(Data excerpts)
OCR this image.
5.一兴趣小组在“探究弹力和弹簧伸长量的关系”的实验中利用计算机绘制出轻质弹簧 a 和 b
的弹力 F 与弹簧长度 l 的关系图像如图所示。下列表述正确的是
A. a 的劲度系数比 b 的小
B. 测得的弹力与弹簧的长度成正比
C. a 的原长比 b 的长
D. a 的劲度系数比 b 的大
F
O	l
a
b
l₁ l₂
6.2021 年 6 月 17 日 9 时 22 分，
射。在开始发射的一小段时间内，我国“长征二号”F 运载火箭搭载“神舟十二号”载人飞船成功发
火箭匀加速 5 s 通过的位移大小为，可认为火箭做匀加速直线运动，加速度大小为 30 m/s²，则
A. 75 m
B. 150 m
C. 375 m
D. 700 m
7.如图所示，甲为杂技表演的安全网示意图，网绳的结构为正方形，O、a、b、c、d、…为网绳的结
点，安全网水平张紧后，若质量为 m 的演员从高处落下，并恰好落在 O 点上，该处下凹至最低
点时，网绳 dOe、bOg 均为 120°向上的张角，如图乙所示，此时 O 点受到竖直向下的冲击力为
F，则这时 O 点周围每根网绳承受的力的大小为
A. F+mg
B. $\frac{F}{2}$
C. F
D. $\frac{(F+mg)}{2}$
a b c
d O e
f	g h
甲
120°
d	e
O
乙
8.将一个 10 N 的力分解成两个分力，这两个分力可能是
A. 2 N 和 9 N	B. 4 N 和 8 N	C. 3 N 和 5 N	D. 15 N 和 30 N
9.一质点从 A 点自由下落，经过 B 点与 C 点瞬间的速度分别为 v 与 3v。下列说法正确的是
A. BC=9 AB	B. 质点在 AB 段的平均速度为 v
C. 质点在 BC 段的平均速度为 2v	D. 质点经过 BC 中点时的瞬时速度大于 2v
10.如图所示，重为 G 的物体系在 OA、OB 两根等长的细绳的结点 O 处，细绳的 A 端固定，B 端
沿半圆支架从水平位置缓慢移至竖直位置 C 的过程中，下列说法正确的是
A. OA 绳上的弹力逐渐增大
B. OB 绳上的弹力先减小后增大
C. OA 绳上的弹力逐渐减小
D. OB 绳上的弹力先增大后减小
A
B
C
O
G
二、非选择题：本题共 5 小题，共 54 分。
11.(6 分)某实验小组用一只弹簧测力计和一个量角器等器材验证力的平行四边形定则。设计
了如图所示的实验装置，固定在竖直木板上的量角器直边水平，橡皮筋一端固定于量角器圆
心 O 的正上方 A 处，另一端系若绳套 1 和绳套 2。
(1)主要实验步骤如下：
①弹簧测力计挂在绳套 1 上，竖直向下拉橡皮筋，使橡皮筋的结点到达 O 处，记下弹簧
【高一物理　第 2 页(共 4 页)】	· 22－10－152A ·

- Written task -
For each line above that contains the word "下列说法正确的是", copy that line.

- Task result -
9.一质点从 A 点自由下落，经过 B 点与 C 点瞬间的速度分别为 v 与 3v。下列说法正确的是
沿半圆支架从水平位置缓慢移至竖直位置 C 的过程中，下列说法正确的是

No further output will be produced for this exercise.